Recorded information below:
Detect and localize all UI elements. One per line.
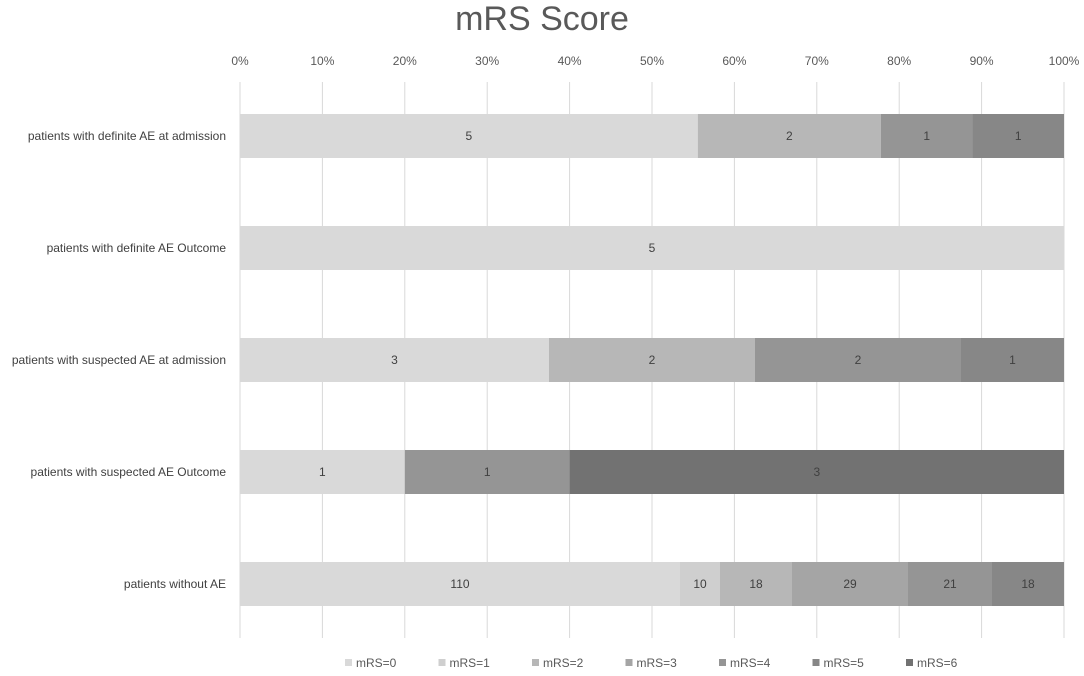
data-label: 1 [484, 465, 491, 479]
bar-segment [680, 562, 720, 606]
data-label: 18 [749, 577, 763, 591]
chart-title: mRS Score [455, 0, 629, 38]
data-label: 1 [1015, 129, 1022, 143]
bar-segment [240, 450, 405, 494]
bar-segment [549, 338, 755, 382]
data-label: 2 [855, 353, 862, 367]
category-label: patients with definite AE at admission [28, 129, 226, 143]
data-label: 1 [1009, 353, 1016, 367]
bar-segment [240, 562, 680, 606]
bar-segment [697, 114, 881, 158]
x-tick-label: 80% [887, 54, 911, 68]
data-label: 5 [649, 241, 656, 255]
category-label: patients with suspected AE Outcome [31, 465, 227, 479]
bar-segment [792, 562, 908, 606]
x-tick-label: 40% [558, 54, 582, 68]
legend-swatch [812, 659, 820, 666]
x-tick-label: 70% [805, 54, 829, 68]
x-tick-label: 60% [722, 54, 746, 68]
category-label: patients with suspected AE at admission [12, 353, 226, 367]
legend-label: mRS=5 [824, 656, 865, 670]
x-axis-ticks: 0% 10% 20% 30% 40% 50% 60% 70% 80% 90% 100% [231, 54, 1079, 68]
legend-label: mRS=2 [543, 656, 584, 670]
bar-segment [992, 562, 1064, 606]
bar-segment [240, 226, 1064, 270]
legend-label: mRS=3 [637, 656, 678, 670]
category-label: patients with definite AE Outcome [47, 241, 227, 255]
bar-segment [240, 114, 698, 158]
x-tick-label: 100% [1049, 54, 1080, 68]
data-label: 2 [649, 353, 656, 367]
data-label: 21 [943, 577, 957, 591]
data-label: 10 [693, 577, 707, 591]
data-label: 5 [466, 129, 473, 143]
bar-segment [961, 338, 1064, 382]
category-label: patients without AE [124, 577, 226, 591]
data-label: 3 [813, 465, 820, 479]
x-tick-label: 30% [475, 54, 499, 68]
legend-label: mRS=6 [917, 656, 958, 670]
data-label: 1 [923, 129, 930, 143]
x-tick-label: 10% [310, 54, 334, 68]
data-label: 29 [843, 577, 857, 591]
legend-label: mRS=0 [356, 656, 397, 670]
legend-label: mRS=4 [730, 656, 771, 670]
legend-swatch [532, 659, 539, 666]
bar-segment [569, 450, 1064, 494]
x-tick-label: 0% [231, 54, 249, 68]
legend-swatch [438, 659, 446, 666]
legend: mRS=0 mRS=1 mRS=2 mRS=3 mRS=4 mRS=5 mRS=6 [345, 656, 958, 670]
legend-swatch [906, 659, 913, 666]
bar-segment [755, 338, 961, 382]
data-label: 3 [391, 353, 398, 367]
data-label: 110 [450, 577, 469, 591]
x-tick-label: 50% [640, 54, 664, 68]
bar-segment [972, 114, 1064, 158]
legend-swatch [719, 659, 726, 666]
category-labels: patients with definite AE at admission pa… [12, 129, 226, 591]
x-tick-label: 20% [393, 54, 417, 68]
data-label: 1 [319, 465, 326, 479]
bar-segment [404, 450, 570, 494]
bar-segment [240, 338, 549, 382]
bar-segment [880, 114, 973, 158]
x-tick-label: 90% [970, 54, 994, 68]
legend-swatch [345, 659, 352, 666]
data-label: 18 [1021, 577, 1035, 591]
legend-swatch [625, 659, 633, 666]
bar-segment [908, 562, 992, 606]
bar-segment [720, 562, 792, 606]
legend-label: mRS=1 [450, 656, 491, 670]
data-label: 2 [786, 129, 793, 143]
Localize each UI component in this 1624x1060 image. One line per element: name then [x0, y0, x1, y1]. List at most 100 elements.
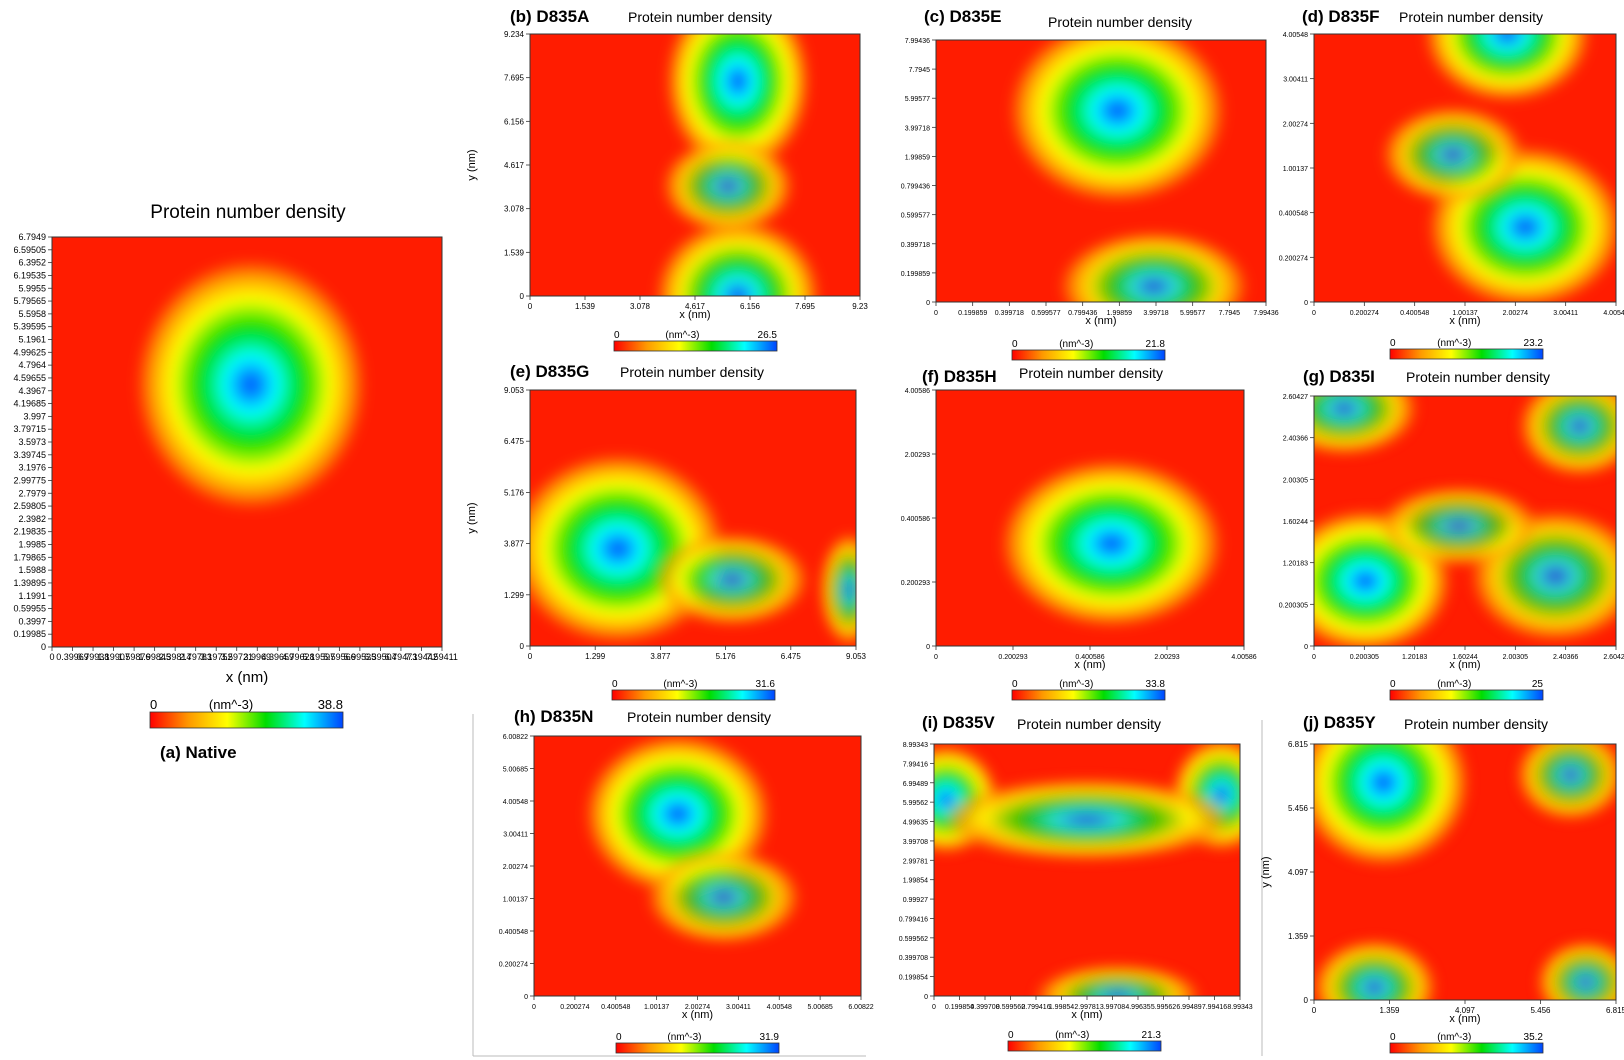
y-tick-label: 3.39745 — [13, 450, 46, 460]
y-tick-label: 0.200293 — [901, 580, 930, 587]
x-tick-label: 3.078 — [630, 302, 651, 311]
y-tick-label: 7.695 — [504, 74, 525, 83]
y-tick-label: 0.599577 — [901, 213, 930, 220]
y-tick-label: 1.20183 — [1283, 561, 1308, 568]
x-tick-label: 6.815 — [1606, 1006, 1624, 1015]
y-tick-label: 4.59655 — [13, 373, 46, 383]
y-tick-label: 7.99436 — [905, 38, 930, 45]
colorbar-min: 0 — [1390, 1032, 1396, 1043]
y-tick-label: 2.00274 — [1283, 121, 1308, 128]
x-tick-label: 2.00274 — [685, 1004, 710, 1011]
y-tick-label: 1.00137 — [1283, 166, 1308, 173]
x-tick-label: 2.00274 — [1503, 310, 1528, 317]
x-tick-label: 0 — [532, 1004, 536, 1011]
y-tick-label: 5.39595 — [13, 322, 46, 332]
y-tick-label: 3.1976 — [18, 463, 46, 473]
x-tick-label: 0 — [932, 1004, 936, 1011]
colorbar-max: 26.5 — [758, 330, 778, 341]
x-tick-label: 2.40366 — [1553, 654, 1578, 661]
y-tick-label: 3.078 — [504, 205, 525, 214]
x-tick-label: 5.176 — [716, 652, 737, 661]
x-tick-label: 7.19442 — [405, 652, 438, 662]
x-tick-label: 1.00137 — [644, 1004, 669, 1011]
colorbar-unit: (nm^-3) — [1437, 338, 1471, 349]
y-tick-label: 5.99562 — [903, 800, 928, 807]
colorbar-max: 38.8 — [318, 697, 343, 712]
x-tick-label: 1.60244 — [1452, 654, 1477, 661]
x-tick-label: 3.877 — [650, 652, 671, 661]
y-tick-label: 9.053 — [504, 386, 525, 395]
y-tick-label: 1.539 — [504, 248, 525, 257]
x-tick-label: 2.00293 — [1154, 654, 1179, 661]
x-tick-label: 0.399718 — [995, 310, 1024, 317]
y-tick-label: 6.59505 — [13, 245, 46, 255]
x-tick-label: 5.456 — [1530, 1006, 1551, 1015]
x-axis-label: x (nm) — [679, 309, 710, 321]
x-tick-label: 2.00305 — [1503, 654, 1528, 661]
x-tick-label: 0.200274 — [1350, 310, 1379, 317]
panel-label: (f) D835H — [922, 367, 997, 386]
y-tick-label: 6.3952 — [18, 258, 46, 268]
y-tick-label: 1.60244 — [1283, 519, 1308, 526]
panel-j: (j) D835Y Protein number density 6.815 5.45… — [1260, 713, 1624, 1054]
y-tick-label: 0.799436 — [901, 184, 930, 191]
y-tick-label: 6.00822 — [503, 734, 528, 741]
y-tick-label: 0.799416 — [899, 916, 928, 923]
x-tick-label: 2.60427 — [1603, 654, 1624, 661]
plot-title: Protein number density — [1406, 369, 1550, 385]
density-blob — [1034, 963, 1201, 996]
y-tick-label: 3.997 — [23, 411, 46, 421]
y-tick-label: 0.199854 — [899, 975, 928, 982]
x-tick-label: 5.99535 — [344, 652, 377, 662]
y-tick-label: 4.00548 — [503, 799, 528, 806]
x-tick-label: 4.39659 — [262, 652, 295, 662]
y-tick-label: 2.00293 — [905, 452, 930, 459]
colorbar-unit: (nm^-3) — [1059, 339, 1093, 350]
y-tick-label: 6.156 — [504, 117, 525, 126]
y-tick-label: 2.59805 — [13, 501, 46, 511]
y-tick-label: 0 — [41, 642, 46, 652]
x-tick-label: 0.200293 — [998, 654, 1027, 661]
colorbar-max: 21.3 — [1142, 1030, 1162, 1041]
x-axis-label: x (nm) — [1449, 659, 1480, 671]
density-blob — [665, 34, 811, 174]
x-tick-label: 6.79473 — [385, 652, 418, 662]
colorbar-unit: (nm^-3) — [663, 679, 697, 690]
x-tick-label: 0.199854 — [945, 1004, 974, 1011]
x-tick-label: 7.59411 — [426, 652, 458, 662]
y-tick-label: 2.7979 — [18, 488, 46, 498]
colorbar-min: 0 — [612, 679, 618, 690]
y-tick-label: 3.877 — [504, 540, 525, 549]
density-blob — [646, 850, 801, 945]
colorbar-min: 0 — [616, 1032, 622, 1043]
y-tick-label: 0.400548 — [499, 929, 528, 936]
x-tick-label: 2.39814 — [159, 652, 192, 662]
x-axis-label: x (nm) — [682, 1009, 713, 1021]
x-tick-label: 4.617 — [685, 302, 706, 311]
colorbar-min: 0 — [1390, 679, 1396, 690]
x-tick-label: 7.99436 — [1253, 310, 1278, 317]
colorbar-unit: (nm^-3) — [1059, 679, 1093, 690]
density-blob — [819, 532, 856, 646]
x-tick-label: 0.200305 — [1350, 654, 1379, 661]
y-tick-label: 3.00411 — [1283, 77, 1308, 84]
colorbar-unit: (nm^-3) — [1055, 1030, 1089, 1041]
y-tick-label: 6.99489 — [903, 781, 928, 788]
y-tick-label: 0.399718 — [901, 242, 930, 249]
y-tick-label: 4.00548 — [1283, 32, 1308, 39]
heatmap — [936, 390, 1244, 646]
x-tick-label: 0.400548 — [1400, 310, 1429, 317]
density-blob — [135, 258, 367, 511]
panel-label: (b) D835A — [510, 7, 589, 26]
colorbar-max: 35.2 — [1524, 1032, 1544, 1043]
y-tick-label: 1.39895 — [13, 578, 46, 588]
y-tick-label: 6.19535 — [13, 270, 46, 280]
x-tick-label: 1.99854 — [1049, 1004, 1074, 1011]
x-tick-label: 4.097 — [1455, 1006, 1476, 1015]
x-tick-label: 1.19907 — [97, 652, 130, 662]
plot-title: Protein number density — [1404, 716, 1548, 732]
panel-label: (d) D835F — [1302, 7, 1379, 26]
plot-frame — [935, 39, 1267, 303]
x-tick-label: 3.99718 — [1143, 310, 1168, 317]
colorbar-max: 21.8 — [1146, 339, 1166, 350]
End of Recorded information.
Recorded information below:
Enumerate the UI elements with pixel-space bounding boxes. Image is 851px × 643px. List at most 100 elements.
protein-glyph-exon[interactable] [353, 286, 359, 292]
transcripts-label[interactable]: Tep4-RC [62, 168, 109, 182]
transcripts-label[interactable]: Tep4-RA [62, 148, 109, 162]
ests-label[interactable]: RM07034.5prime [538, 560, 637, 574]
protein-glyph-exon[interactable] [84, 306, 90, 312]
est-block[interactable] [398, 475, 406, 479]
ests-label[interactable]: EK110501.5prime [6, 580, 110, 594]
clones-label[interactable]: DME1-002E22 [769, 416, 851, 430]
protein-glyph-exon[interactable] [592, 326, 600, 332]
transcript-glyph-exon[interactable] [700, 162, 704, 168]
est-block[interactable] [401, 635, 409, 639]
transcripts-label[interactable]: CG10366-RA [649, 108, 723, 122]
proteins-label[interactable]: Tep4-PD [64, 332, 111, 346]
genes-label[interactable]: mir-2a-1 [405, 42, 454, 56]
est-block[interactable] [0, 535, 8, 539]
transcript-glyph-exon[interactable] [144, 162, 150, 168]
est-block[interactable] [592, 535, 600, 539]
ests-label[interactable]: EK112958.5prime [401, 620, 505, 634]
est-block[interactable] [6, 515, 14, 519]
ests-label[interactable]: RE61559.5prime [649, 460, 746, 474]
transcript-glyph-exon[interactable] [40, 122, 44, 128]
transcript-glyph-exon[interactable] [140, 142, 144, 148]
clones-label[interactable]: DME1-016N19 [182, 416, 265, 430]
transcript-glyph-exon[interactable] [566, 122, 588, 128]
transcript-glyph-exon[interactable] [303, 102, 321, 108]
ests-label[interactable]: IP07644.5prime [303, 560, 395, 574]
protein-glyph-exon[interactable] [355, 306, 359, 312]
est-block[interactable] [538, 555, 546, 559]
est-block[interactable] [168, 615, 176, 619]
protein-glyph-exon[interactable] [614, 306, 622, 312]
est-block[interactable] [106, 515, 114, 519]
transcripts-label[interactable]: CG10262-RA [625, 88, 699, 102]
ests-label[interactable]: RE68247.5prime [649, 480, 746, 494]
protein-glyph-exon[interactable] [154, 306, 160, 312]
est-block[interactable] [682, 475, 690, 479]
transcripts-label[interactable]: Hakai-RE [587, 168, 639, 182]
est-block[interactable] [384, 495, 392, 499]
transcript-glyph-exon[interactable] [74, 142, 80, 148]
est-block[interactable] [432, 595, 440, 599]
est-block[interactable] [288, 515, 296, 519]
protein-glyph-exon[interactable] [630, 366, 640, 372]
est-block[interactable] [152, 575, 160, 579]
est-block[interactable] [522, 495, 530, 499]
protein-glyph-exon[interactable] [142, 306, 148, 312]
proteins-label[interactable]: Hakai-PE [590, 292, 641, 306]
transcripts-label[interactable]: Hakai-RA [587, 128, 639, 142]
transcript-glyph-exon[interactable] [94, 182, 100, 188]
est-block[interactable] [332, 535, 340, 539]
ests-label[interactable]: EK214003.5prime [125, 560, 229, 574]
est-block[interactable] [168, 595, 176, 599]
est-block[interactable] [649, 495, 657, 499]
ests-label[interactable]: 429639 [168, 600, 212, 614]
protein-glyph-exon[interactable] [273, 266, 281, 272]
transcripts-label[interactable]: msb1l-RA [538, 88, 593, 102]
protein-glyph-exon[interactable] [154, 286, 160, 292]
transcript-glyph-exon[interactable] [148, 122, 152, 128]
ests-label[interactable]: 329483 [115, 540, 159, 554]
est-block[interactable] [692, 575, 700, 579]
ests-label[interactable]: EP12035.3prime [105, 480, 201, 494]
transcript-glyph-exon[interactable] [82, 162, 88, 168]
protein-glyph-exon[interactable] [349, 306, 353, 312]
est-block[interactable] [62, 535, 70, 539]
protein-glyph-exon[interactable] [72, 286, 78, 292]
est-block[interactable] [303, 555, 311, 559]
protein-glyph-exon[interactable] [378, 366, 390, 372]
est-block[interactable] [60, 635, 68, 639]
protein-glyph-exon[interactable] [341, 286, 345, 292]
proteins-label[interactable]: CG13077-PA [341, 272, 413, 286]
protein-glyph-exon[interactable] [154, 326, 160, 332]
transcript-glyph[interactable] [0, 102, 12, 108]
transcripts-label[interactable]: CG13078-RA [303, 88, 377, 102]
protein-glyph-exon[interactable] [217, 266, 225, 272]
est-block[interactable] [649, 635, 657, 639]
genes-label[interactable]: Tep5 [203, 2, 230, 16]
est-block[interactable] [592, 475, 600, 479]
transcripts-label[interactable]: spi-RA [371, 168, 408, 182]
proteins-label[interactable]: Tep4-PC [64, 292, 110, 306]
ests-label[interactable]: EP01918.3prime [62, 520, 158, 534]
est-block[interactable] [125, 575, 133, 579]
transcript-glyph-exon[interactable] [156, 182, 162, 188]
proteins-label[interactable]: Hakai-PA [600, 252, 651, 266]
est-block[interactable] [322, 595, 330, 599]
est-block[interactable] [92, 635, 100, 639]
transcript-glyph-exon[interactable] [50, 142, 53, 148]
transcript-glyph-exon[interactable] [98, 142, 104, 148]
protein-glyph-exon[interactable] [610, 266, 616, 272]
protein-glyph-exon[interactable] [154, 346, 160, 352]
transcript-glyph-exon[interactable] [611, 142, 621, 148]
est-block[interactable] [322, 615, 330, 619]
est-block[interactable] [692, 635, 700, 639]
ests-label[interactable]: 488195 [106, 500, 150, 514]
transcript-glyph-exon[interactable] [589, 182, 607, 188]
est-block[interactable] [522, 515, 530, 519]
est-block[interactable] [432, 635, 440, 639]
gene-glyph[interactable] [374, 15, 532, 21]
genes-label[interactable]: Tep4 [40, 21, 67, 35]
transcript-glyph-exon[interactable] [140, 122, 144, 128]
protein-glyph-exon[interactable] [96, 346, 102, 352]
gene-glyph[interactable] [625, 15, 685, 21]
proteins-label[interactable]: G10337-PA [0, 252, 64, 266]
End of Recorded information.
Assignment
Starting from the records above, filter out all lines except those containing the word "density".

Solution for this exercise
panel-j: (j) D835Y Protein number density 6.815 5.45… — [1260, 713, 1624, 1054]
plot-title: Protein number density — [1406, 369, 1550, 385]
density-blob — [1034, 963, 1201, 996]
density-blob — [665, 34, 811, 174]
density-blob — [646, 850, 801, 945]
density-blob — [819, 532, 856, 646]
density-blob — [135, 258, 367, 511]
plot-title: Protein number density — [1404, 716, 1548, 732]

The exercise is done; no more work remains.